• [LISTING]:
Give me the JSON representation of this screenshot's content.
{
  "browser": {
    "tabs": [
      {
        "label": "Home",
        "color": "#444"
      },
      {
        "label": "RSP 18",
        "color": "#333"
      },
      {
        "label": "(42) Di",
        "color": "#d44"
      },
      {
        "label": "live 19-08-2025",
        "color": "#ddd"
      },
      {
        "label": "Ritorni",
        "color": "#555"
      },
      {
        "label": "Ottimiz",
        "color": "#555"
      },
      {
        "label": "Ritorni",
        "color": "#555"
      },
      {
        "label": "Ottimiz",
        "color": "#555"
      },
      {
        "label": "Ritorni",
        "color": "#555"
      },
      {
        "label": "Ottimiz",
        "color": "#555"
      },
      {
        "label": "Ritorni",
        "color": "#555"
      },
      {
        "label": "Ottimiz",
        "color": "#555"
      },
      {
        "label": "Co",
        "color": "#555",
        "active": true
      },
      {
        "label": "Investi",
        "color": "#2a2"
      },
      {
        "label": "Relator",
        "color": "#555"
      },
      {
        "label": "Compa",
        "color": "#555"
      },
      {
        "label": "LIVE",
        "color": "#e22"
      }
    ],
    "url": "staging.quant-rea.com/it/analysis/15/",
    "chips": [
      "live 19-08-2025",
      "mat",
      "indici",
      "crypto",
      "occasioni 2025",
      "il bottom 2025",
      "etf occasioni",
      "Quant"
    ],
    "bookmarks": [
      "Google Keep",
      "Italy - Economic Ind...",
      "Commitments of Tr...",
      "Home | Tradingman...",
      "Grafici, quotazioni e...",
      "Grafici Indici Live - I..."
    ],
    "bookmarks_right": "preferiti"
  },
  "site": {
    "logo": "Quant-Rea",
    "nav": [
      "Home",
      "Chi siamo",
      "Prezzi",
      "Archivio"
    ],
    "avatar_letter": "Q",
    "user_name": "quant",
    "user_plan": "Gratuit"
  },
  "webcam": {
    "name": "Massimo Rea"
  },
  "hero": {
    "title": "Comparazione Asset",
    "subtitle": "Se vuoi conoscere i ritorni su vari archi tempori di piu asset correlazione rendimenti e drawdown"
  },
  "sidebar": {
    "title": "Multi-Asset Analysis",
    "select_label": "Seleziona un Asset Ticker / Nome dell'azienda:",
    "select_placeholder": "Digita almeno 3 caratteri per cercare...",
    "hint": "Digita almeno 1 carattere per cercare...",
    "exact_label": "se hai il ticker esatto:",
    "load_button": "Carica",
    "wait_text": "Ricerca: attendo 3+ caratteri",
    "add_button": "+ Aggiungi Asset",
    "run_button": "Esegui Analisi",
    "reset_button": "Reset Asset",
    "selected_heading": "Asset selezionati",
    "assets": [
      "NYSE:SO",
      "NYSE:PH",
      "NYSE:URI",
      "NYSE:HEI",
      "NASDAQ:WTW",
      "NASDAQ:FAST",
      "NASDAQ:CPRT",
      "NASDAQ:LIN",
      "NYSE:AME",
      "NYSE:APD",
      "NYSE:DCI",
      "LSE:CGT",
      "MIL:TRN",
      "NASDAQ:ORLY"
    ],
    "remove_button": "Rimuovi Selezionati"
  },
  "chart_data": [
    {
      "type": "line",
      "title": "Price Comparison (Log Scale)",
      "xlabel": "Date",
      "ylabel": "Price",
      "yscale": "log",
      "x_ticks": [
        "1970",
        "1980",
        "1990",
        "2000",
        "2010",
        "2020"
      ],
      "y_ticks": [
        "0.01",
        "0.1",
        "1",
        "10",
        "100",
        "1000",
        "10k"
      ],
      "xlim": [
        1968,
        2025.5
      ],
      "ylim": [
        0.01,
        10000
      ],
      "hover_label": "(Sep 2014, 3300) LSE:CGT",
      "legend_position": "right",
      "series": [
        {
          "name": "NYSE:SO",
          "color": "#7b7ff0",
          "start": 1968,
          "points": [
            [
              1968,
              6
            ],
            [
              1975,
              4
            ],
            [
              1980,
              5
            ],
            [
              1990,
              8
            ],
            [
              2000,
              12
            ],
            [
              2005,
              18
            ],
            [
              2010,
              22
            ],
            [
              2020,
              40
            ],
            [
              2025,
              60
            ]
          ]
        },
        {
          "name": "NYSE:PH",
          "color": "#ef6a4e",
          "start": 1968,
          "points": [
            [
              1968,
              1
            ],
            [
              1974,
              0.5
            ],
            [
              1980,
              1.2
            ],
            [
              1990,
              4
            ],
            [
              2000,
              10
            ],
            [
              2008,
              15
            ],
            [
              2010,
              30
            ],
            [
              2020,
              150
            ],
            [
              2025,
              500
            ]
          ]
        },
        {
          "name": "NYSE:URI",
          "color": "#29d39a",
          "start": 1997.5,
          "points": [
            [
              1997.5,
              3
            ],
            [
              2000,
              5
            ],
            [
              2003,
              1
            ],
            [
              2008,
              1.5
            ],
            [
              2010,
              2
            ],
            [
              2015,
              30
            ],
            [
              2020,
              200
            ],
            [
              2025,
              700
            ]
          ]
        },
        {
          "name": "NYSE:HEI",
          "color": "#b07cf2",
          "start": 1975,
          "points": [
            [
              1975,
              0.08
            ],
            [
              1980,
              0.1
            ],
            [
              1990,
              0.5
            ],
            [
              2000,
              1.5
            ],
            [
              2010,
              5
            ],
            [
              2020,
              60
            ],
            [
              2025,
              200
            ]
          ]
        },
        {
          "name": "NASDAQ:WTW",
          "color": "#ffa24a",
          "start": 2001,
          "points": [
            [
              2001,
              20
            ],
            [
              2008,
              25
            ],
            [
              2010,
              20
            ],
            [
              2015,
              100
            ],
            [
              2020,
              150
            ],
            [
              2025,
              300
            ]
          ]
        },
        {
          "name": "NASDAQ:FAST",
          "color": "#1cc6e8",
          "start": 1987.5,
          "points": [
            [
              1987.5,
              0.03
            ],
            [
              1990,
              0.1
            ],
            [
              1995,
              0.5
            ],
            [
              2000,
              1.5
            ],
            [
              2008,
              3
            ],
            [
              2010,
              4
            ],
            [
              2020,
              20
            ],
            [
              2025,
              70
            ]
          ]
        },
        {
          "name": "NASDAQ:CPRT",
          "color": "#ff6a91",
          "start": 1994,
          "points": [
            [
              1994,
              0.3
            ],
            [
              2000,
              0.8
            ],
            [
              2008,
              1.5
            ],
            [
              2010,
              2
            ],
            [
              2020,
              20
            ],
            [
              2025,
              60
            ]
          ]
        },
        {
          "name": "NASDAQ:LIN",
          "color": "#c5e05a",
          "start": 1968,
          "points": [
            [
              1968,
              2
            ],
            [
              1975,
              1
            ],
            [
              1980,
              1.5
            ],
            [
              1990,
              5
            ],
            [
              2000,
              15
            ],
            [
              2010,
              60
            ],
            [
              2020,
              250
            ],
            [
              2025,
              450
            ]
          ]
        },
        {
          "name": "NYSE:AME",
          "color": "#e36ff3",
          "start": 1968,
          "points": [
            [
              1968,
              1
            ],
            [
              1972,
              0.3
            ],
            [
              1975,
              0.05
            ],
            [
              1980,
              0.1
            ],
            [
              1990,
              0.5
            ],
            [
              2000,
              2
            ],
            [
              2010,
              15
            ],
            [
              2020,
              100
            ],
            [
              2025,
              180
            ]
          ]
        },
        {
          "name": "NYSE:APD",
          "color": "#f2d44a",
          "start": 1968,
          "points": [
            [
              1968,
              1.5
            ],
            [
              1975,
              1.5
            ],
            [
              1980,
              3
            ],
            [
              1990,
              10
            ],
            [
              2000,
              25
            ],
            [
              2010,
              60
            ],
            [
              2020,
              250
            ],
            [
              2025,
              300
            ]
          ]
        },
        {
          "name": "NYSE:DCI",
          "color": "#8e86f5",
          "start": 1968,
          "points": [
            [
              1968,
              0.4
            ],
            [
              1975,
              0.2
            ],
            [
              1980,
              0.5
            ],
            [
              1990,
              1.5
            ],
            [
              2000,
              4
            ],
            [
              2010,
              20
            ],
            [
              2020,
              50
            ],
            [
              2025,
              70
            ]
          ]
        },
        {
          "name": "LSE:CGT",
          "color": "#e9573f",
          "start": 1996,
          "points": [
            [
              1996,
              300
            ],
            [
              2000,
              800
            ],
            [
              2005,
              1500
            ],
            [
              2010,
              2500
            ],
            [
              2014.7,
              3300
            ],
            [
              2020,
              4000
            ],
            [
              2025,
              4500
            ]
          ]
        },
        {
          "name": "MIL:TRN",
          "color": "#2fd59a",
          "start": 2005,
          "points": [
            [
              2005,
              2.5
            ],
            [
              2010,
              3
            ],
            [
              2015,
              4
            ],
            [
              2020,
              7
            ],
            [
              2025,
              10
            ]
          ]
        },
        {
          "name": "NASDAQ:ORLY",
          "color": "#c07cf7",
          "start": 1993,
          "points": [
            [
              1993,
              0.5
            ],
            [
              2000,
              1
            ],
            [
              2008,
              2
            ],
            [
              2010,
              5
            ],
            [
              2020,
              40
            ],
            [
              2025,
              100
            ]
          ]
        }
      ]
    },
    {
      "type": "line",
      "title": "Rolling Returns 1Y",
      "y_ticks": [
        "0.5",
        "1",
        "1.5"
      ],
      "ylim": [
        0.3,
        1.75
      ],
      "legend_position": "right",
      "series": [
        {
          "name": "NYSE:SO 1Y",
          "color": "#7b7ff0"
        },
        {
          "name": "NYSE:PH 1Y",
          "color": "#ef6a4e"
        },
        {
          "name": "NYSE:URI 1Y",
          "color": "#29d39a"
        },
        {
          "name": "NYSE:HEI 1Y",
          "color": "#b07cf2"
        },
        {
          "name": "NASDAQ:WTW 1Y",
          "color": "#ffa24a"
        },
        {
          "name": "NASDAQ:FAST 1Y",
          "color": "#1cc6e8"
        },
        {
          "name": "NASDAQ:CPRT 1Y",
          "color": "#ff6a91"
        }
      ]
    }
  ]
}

• [PROBLEM STATEMENT]: Filter the records above for lines containing the word "Price", and copy those lines.

• [FINISHED TASK]:
      "title": "Price Comparison (Log Scale)",
      "ylabel": "Price",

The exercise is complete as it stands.